_Task brief_
Each line below should be reproduced without any alteration.
::::::::::
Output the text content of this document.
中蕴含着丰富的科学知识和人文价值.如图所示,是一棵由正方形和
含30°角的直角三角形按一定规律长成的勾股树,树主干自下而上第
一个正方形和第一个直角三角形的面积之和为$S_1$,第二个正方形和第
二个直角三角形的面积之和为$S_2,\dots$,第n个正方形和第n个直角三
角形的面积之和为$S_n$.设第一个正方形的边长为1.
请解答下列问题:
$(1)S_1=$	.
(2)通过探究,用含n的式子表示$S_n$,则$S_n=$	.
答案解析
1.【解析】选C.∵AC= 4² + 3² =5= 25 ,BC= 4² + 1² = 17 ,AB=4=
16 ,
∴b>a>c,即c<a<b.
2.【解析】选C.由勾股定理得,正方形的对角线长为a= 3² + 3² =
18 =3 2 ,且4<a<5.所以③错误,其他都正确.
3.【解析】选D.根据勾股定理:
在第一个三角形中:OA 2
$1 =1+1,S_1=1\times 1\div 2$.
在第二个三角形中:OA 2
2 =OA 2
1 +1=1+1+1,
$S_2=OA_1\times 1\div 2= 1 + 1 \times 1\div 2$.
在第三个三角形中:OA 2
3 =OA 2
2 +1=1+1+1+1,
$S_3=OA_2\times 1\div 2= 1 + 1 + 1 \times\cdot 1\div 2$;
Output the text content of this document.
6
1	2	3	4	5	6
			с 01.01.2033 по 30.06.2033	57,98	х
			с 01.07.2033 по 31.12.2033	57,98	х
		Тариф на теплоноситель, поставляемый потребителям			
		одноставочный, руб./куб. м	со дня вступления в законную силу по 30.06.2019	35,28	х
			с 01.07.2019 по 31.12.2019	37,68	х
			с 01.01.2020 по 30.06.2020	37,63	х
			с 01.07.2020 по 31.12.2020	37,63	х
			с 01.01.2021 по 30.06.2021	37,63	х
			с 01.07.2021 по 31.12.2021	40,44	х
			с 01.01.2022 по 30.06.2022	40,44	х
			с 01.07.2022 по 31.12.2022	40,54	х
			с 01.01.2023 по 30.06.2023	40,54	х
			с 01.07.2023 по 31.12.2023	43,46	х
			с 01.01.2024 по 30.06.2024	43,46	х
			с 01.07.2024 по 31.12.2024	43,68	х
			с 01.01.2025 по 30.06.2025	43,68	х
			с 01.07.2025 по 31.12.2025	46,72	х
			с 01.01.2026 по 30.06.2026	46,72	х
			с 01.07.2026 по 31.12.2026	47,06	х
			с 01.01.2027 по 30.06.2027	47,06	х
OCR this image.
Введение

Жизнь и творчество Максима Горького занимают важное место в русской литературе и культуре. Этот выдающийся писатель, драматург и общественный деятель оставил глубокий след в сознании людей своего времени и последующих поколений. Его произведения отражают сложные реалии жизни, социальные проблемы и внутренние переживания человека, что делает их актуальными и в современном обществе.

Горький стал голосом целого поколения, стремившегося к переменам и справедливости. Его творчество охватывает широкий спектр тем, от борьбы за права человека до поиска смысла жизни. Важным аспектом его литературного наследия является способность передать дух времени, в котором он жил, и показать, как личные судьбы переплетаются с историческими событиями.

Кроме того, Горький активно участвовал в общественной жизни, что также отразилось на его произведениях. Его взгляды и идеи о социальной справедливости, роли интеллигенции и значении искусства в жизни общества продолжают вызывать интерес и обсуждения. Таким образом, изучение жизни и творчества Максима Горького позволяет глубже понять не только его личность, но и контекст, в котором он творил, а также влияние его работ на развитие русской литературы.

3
::::::::::
_Correct result_
Output the text content of this document.
中蕴含着丰富的科学知识和人文价值.如图所示,是一棵由正方形和
含30°角的直角三角形按一定规律长成的勾股树,树主干自下而上第
一个正方形和第一个直角三角形的面积之和为$S_1$,第二个正方形和第
二个直角三角形的面积之和为$S_2,\dots$,第n个正方形和第n个直角三
角形的面积之和为$S_n$.设第一个正方形的边长为1.
请解答下列问题:
$(1)S_1=$	.
(2)通过探究,用含n的式子表示$S_n$,则$S_n=$	.
答案解析
1.【解析】选C.∵AC= 4² + 3² =5= 25 ,BC= 4² + 1² = 17 ,AB=4=
16 ,
∴b>a>c,即c<a<b.
2.【解析】选C.由勾股定理得,正方形的对角线长为a= 3² + 3² =
18 =3 2 ,且4<a<5.所以③错误,其他都正确.
3.【解析】选D.根据勾股定理:
在第一个三角形中:OA 2
$1 =1+1,S_1=1\times 1\div 2$.
在第二个三角形中:OA 2
2 =OA 2
1 +1=1+1+1,
$S_2=OA_1\times 1\div 2= 1 + 1 \times 1\div 2$.
在第三个三角形中:OA 2
3 =OA 2
2 +1=1+1+1+1,
$S_3=OA_2\times 1\div 2= 1 + 1 + 1 \times\cdot 1\div 2$;
Output the text content of this document.
6
1	2	3	4	5	6
			с 01.01.2033 по 30.06.2033	57,98	х
			с 01.07.2033 по 31.12.2033	57,98	х
		Тариф на теплоноситель, поставляемый потребителям			
		одноставочный, руб./куб. м	со дня вступления в законную силу по 30.06.2019	35,28	х
			с 01.07.2019 по 31.12.2019	37,68	х
			с 01.01.2020 по 30.06.2020	37,63	х
			с 01.07.2020 по 31.12.2020	37,63	х
			с 01.01.2021 по 30.06.2021	37,63	х
			с 01.07.2021 по 31.12.2021	40,44	х
			с 01.01.2022 по 30.06.2022	40,44	х
			с 01.07.2022 по 31.12.2022	40,54	х
			с 01.01.2023 по 30.06.2023	40,54	х
			с 01.07.2023 по 31.12.2023	43,46	х
			с 01.01.2024 по 30.06.2024	43,46	х
			с 01.07.2024 по 31.12.2024	43,68	х
			с 01.01.2025 по 30.06.2025	43,68	х
			с 01.07.2025 по 31.12.2025	46,72	х
			с 01.01.2026 по 30.06.2026	46,72	х
			с 01.07.2026 по 31.12.2026	47,06	х
			с 01.01.2027 по 30.06.2027	47,06	х
OCR this image.
Введение

Жизнь и творчество Максима Горького занимают важное место в русской литературе и культуре. Этот выдающийся писатель, драматург и общественный деятель оставил глубокий след в сознании людей своего времени и последующих поколений. Его произведения отражают сложные реалии жизни, социальные проблемы и внутренние переживания человека, что делает их актуальными и в современном обществе.

Горький стал голосом целого поколения, стремившегося к переменам и справедливости. Его творчество охватывает широкий спектр тем, от борьбы за права человека до поиска смысла жизни. Важным аспектом его литературного наследия является способность передать дух времени, в котором он жил, и показать, как личные судьбы переплетаются с историческими событиями.

Кроме того, Горький активно участвовал в общественной жизни, что также отразилось на его произведениях. Его взгляды и идеи о социальной справедливости, роли интеллигенции и значении искусства в жизни общества продолжают вызывать интерес и обсуждения. Таким образом, изучение жизни и творчества Максима Горького позволяет глубже понять не только его личность, но и контекст, в котором он творил, а также влияние его работ на развитие русской литературы.

3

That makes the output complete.